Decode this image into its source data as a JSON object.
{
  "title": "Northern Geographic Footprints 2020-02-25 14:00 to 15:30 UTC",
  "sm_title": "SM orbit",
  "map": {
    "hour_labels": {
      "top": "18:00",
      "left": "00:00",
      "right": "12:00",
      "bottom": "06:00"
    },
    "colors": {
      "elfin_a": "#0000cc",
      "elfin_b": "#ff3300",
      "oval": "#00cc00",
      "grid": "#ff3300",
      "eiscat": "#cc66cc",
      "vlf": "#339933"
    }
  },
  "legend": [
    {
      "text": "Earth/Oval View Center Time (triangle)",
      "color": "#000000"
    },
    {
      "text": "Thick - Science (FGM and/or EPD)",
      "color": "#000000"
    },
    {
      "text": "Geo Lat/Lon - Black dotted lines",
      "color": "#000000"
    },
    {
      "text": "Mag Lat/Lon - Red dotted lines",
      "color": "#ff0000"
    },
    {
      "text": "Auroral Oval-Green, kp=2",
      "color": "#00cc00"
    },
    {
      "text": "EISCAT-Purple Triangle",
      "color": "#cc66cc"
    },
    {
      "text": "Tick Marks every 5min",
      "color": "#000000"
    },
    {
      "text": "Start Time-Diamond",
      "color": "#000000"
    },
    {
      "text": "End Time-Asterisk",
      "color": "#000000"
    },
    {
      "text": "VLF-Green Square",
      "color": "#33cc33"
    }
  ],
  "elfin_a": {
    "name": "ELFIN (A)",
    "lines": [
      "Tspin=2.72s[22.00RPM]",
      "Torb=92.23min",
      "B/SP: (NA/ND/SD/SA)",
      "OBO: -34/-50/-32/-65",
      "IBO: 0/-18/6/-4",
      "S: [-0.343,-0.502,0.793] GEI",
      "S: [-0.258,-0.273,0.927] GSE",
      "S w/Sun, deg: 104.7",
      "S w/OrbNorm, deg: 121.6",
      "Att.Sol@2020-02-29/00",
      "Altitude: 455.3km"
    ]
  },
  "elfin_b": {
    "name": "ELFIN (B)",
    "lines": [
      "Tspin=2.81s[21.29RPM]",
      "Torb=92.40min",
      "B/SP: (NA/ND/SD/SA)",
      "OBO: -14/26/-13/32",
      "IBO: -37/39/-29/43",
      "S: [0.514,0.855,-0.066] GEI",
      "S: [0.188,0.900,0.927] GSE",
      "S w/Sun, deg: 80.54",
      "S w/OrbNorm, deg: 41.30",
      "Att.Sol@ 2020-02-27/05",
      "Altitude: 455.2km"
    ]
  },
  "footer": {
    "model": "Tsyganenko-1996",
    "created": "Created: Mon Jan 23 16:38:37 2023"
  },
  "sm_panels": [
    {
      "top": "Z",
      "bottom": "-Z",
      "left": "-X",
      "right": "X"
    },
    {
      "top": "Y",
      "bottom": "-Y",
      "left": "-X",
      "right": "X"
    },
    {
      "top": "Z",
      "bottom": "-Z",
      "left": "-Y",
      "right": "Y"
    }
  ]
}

★ ★ ★ ★ ★

- What to produce
Hand back the material above in full, exactly as written.

- Task solution
Decode this image into its source data as a JSON object.
{
  "title": "Northern Geographic Footprints 2020-02-25 14:00 to 15:30 UTC",
  "sm_title": "SM orbit",
  "map": {
    "hour_labels": {
      "top": "18:00",
      "left": "00:00",
      "right": "12:00",
      "bottom": "06:00"
    },
    "colors": {
      "elfin_a": "#0000cc",
      "elfin_b": "#ff3300",
      "oval": "#00cc00",
      "grid": "#ff3300",
      "eiscat": "#cc66cc",
      "vlf": "#339933"
    }
  },
  "legend": [
    {
      "text": "Earth/Oval View Center Time (triangle)",
      "color": "#000000"
    },
    {
      "text": "Thick - Science (FGM and/or EPD)",
      "color": "#000000"
    },
    {
      "text": "Geo Lat/Lon - Black dotted lines",
      "color": "#000000"
    },
    {
      "text": "Mag Lat/Lon - Red dotted lines",
      "color": "#ff0000"
    },
    {
      "text": "Auroral Oval-Green, kp=2",
      "color": "#00cc00"
    },
    {
      "text": "EISCAT-Purple Triangle",
      "color": "#cc66cc"
    },
    {
      "text": "Tick Marks every 5min",
      "color": "#000000"
    },
    {
      "text": "Start Time-Diamond",
      "color": "#000000"
    },
    {
      "text": "End Time-Asterisk",
      "color": "#000000"
    },
    {
      "text": "VLF-Green Square",
      "color": "#33cc33"
    }
  ],
  "elfin_a": {
    "name": "ELFIN (A)",
    "lines": [
      "Tspin=2.72s[22.00RPM]",
      "Torb=92.23min",
      "B/SP: (NA/ND/SD/SA)",
      "OBO: -34/-50/-32/-65",
      "IBO: 0/-18/6/-4",
      "S: [-0.343,-0.502,0.793] GEI",
      "S: [-0.258,-0.273,0.927] GSE",
      "S w/Sun, deg: 104.7",
      "S w/OrbNorm, deg: 121.6",
      "Att.Sol@2020-02-29/00",
      "Altitude: 455.3km"
    ]
  },
  "elfin_b": {
    "name": "ELFIN (B)",
    "lines": [
      "Tspin=2.81s[21.29RPM]",
      "Torb=92.40min",
      "B/SP: (NA/ND/SD/SA)",
      "OBO: -14/26/-13/32",
      "IBO: -37/39/-29/43",
      "S: [0.514,0.855,-0.066] GEI",
      "S: [0.188,0.900,0.927] GSE",
      "S w/Sun, deg: 80.54",
      "S w/OrbNorm, deg: 41.30",
      "Att.Sol@ 2020-02-27/05",
      "Altitude: 455.2km"
    ]
  },
  "footer": {
    "model": "Tsyganenko-1996",
    "created": "Created: Mon Jan 23 16:38:37 2023"
  },
  "sm_panels": [
    {
      "top": "Z",
      "bottom": "-Z",
      "left": "-X",
      "right": "X"
    },
    {
      "top": "Y",
      "bottom": "-Y",
      "left": "-X",
      "right": "X"
    },
    {
      "top": "Z",
      "bottom": "-Z",
      "left": "-Y",
      "right": "Y"
    }
  ]
}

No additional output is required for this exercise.